> _Saved data entries_:
....
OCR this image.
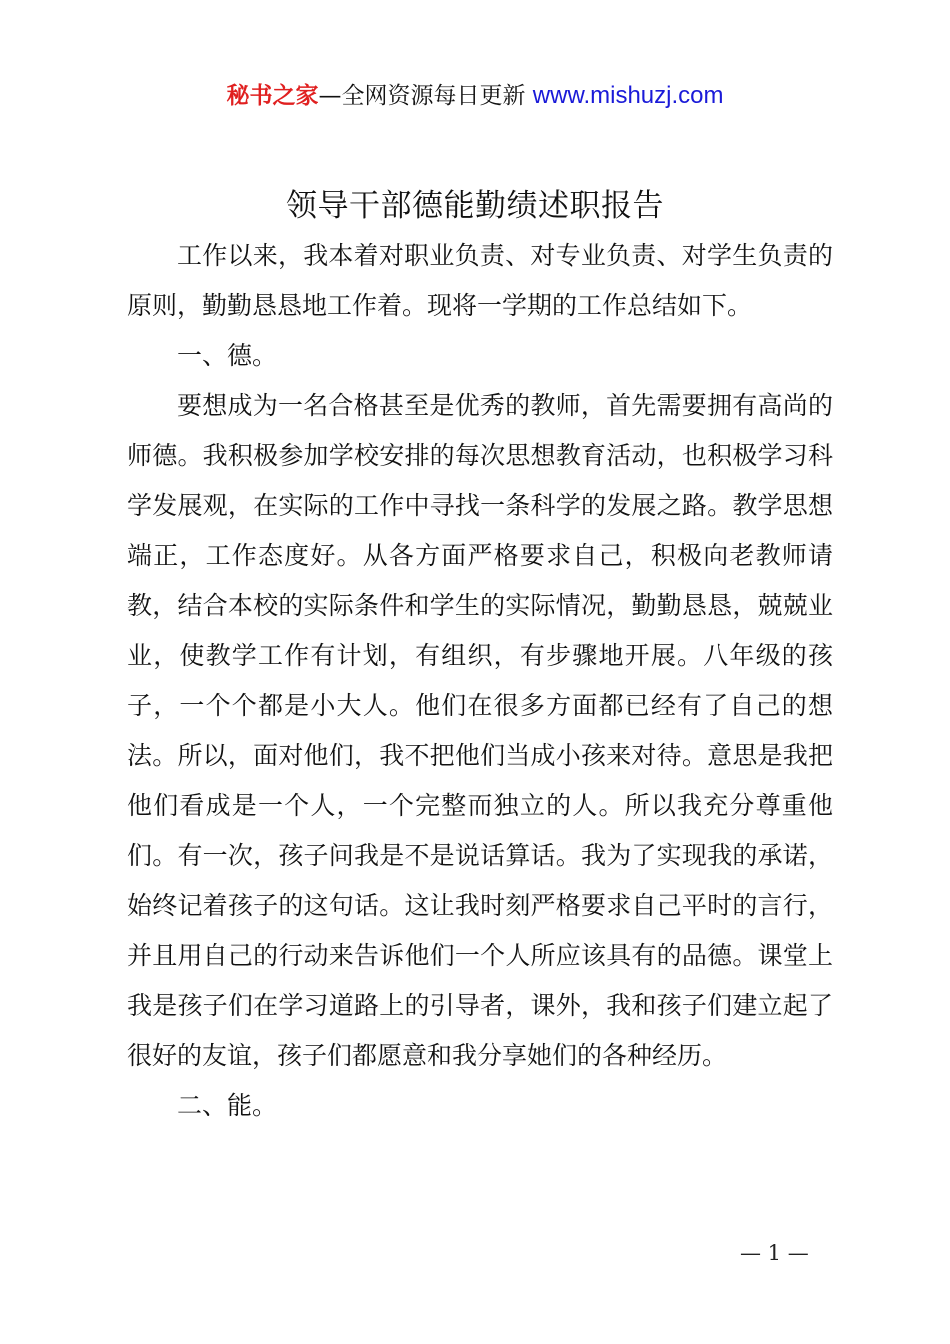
秘书之家—全网资源每日更新 www.mishuzj.com
领导干部德能勤绩述职报告

工作以来，我本着对职业负责、对专业负责、对学生负责的原则，勤勤恳恳地工作着。现将一学期的工作总结如下。

一、德。

要想成为一名合格甚至是优秀的教师，首先需要拥有高尚的师德。我积极参加学校安排的每次思想教育活动，也积极学习科学发展观，在实际的工作中寻找一条科学的发展之路。教学思想端正，工作态度好。从各方面严格要求自己，积极向老教师请教，结合本校的实际条件和学生的实际情况，勤勤恳恳，兢兢业业，使教学工作有计划，有组织，有步骤地开展。八年级的孩子，一个个都是小大人。他们在很多方面都已经有了自己的想法。所以，面对他们，我不把他们当成小孩来对待。意思是我把他们看成是一个人，一个完整而独立的人。所以我充分尊重他们。有一次，孩子问我是不是说话算话。我为了实现我的承诺，始终记着孩子的这句话。这让我时刻严格要求自己平时的言行，并且用自己的行动来告诉他们一个人所应该具有的品德。课堂上我是孩子们在学习道路上的引导者，课外，我和孩子们建立起了很好的友谊，孩子们都愿意和我分享她们的各种经历。

二、能。

— 1 —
....
> _Exercise goal_: Give all the lines above again, character for character, without pictures.

> _Result of the exercise_:
OCR this image.
秘书之家—全网资源每日更新 www.mishuzj.com
领导干部德能勤绩述职报告

工作以来，我本着对职业负责、对专业负责、对学生负责的原则，勤勤恳恳地工作着。现将一学期的工作总结如下。

一、德。

要想成为一名合格甚至是优秀的教师，首先需要拥有高尚的师德。我积极参加学校安排的每次思想教育活动，也积极学习科学发展观，在实际的工作中寻找一条科学的发展之路。教学思想端正，工作态度好。从各方面严格要求自己，积极向老教师请教，结合本校的实际条件和学生的实际情况，勤勤恳恳，兢兢业业，使教学工作有计划，有组织，有步骤地开展。八年级的孩子，一个个都是小大人。他们在很多方面都已经有了自己的想法。所以，面对他们，我不把他们当成小孩来对待。意思是我把他们看成是一个人，一个完整而独立的人。所以我充分尊重他们。有一次，孩子问我是不是说话算话。我为了实现我的承诺，始终记着孩子的这句话。这让我时刻严格要求自己平时的言行，并且用自己的行动来告诉他们一个人所应该具有的品德。课堂上我是孩子们在学习道路上的引导者，课外，我和孩子们建立起了很好的友谊，孩子们都愿意和我分享她们的各种经历。

二、能。

— 1 —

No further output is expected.